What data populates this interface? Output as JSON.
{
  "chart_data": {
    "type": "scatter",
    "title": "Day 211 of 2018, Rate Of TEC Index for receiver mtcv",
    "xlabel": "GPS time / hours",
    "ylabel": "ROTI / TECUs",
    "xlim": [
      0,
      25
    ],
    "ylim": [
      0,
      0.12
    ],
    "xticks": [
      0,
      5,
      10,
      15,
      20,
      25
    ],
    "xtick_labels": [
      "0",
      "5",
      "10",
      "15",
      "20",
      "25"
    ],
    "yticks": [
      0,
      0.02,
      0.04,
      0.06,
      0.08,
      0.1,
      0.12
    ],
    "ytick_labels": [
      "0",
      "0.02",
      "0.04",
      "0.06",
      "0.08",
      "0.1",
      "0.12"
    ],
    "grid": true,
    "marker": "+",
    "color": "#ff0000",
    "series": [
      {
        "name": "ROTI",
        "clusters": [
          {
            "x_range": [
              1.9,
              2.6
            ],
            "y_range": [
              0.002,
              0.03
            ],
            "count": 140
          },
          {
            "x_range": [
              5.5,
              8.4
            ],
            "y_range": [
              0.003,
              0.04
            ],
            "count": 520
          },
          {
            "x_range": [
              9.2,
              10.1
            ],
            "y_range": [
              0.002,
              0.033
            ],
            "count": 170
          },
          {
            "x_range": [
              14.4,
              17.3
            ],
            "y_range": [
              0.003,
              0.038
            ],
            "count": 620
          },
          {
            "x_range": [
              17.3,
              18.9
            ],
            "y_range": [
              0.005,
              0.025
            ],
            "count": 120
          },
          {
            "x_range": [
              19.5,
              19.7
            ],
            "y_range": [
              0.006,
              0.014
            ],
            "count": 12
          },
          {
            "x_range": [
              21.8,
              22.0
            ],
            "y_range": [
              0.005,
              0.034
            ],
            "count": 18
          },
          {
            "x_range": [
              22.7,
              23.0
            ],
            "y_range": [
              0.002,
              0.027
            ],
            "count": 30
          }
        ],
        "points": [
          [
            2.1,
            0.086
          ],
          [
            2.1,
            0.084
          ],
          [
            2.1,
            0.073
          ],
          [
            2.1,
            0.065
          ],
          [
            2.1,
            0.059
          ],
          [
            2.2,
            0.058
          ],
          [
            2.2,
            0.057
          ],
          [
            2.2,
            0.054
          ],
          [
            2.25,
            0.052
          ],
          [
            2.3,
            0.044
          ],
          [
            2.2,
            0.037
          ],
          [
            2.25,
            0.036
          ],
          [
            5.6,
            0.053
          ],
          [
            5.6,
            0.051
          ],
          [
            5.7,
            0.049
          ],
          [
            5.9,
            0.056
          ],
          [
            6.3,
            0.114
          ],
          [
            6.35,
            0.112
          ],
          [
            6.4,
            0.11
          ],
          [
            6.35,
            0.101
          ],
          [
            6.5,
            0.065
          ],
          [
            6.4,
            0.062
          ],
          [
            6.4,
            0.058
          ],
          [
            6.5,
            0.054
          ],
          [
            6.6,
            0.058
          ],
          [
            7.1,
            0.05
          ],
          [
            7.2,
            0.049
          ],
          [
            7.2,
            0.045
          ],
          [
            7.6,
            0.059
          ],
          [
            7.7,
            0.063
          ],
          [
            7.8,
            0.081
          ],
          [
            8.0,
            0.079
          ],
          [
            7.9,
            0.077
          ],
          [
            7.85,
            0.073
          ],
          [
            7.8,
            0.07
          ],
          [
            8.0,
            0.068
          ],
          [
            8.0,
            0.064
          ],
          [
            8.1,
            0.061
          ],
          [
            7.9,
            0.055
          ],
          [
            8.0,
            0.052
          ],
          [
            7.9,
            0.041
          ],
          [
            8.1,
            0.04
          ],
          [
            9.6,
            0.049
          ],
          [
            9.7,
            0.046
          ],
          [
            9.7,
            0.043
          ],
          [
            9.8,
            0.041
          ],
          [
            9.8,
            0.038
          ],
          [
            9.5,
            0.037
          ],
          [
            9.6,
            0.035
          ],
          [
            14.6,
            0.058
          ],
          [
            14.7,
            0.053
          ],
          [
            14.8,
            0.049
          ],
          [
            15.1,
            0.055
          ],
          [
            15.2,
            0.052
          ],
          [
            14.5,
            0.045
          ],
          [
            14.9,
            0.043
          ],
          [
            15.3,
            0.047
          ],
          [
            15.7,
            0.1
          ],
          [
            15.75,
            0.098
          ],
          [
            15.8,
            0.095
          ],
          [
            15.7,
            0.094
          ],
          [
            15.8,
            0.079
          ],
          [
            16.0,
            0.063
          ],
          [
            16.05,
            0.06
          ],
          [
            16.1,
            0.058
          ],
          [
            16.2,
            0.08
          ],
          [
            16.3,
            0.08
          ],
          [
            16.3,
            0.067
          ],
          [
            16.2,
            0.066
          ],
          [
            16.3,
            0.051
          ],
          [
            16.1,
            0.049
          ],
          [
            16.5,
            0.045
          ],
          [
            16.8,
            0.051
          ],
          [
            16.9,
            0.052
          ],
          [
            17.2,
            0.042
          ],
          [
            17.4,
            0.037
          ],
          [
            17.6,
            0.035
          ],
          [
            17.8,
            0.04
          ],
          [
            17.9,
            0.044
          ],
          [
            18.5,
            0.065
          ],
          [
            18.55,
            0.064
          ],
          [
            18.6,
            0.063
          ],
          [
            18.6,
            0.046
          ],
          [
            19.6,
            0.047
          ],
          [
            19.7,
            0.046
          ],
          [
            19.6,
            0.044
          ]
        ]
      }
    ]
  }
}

** WHAT TO PRODUCE **
Say how many lines in the records contain the string "count", and say nothing else.

** WRITTEN SOLUTION **
8